Stored records:
▼

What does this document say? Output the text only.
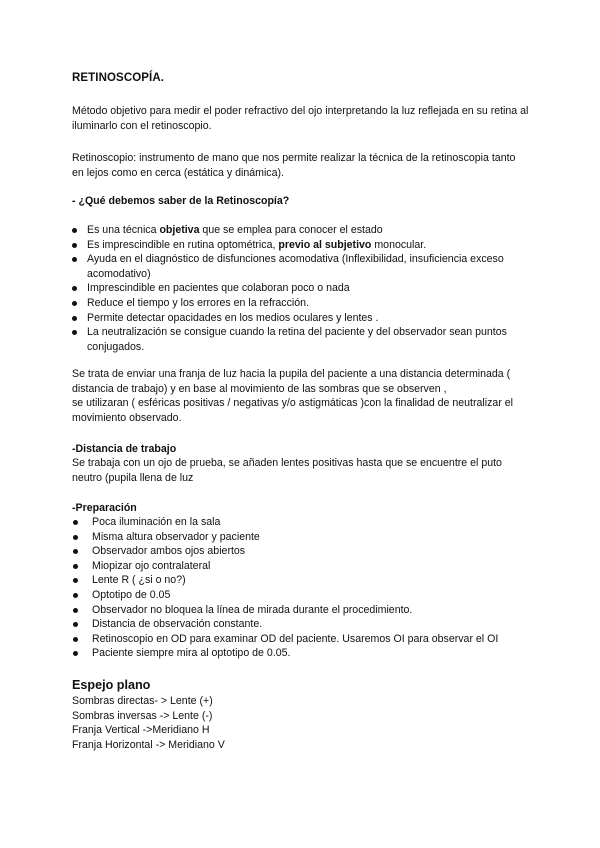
RETINOSCOPÍA.

Método objetivo para medir el poder refractivo del ojo interpretando la luz reflejada en su retina al iluminarlo con el retinoscopio.

Retinoscopio: instrumento de mano que nos permite realizar la técnica de la retinoscopia tanto en lejos como en cerca (estática y dinámica).

- ¿Qué debemos saber de la Retinoscopía?

Es una técnica objetiva que se emplea para conocer el estado
Es imprescindible en rutina optométrica, previo al subjetivo monocular.
Ayuda en el diagnóstico de disfunciones acomodativa (Inflexibilidad, insuficiencia exceso acomodativo)
Imprescindible en pacientes que colaboran poco o nada
Reduce el tiempo y los errores en la refracción.
Permite detectar opacidades en los medios oculares y lentes .
La neutralización se consigue cuando la retina del paciente y del observador sean puntos conjugados.

Se trata de enviar una franja de luz hacia la pupila del paciente a una distancia determinada ( distancia de trabajo) y en base al movimiento de las sombras que se observen ,

se utilizaran ( esféricas positivas / negativas y/o astigmáticas )con la finalidad de neutralizar el movimiento observado.

-Distancia de trabajo

Se trabaja con un ojo de prueba, se añaden lentes positivas hasta que se encuentre el puto neutro (pupila llena de luz

-Preparación

Poca iluminación en la sala
Misma altura observador y paciente
Observador ambos ojos abiertos
Miopizar ojo contralateral
Lente R ( ¿si o no?)
Optotipo de 0.05
Observador no bloquea la línea de mirada durante el procedimiento.
Distancia de observación constante.
Retinoscopio en OD para examinar OD del paciente. Usaremos OI para observar el OI
Paciente siempre mira al optotipo de 0.05.

Espejo plano

Sombras directas- > Lente (+)

Sombras inversas -> Lente (-)

Franja Vertical ->Meridiano H

Franja Horizontal -> Meridiano V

▲

EXERCISE BRIEF: Write out the whole listing again, exactly, with no pictures.

SOLUTION BELOW:
What does this document say? Output the text only.
RETINOSCOPÍA.

Método objetivo para medir el poder refractivo del ojo interpretando la luz reflejada en su retina al iluminarlo con el retinoscopio.

Retinoscopio: instrumento de mano que nos permite realizar la técnica de la retinoscopia tanto en lejos como en cerca (estática y dinámica).

- ¿Qué debemos saber de la Retinoscopía?

Es una técnica objetiva que se emplea para conocer el estado
Es imprescindible en rutina optométrica, previo al subjetivo monocular.
Ayuda en el diagnóstico de disfunciones acomodativa (Inflexibilidad, insuficiencia exceso acomodativo)
Imprescindible en pacientes que colaboran poco o nada
Reduce el tiempo y los errores en la refracción.
Permite detectar opacidades en los medios oculares y lentes .
La neutralización se consigue cuando la retina del paciente y del observador sean puntos conjugados.

Se trata de enviar una franja de luz hacia la pupila del paciente a una distancia determinada ( distancia de trabajo) y en base al movimiento de las sombras que se observen ,

se utilizaran ( esféricas positivas / negativas y/o astigmáticas )con la finalidad de neutralizar el movimiento observado.

-Distancia de trabajo

Se trabaja con un ojo de prueba, se añaden lentes positivas hasta que se encuentre el puto neutro (pupila llena de luz

-Preparación

Poca iluminación en la sala
Misma altura observador y paciente
Observador ambos ojos abiertos
Miopizar ojo contralateral
Lente R ( ¿si o no?)
Optotipo de 0.05
Observador no bloquea la línea de mirada durante el procedimiento.
Distancia de observación constante.
Retinoscopio en OD para examinar OD del paciente. Usaremos OI para observar el OI
Paciente siempre mira al optotipo de 0.05.

Espejo plano

Sombras directas- > Lente (+)

Sombras inversas -> Lente (-)

Franja Vertical ->Meridiano H

Franja Horizontal -> Meridiano V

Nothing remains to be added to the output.